## Exercise:
Type out every line below exactly as it reads.

***** Stored records *****

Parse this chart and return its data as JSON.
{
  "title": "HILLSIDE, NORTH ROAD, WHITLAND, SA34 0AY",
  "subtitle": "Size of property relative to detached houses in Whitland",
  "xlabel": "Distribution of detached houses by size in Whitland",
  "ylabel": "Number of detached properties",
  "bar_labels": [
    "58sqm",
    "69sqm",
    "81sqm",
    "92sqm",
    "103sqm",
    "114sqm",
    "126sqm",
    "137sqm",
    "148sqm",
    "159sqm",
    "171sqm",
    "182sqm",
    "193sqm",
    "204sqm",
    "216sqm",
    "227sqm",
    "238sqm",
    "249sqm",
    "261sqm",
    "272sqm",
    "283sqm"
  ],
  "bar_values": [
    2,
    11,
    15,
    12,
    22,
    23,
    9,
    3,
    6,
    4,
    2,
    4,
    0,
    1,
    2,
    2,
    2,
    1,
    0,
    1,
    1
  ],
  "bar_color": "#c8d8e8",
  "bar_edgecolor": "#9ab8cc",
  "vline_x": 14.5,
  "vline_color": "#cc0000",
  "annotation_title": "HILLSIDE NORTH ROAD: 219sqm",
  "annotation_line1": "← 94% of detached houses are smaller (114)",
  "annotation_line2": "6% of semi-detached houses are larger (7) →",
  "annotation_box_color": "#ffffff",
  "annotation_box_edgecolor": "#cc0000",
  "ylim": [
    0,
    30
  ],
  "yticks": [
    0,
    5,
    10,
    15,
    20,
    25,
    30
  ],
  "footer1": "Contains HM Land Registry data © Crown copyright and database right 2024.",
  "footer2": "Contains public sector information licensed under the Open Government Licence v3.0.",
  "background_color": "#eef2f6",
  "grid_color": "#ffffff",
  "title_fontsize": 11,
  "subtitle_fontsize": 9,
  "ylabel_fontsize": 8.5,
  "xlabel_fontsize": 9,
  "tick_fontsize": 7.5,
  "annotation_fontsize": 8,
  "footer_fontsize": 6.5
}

*****

## Completed exercise:
Parse this chart and return its data as JSON.
{
  "title": "HILLSIDE, NORTH ROAD, WHITLAND, SA34 0AY",
  "subtitle": "Size of property relative to detached houses in Whitland",
  "xlabel": "Distribution of detached houses by size in Whitland",
  "ylabel": "Number of detached properties",
  "bar_labels": [
    "58sqm",
    "69sqm",
    "81sqm",
    "92sqm",
    "103sqm",
    "114sqm",
    "126sqm",
    "137sqm",
    "148sqm",
    "159sqm",
    "171sqm",
    "182sqm",
    "193sqm",
    "204sqm",
    "216sqm",
    "227sqm",
    "238sqm",
    "249sqm",
    "261sqm",
    "272sqm",
    "283sqm"
  ],
  "bar_values": [
    2,
    11,
    15,
    12,
    22,
    23,
    9,
    3,
    6,
    4,
    2,
    4,
    0,
    1,
    2,
    2,
    2,
    1,
    0,
    1,
    1
  ],
  "bar_color": "#c8d8e8",
  "bar_edgecolor": "#9ab8cc",
  "vline_x": 14.5,
  "vline_color": "#cc0000",
  "annotation_title": "HILLSIDE NORTH ROAD: 219sqm",
  "annotation_line1": "← 94% of detached houses are smaller (114)",
  "annotation_line2": "6% of semi-detached houses are larger (7) →",
  "annotation_box_color": "#ffffff",
  "annotation_box_edgecolor": "#cc0000",
  "ylim": [
    0,
    30
  ],
  "yticks": [
    0,
    5,
    10,
    15,
    20,
    25,
    30
  ],
  "footer1": "Contains HM Land Registry data © Crown copyright and database right 2024.",
  "footer2": "Contains public sector information licensed under the Open Government Licence v3.0.",
  "background_color": "#eef2f6",
  "grid_color": "#ffffff",
  "title_fontsize": 11,
  "subtitle_fontsize": 9,
  "ylabel_fontsize": 8.5,
  "xlabel_fontsize": 9,
  "tick_fontsize": 7.5,
  "annotation_fontsize": 8,
  "footer_fontsize": 6.5
}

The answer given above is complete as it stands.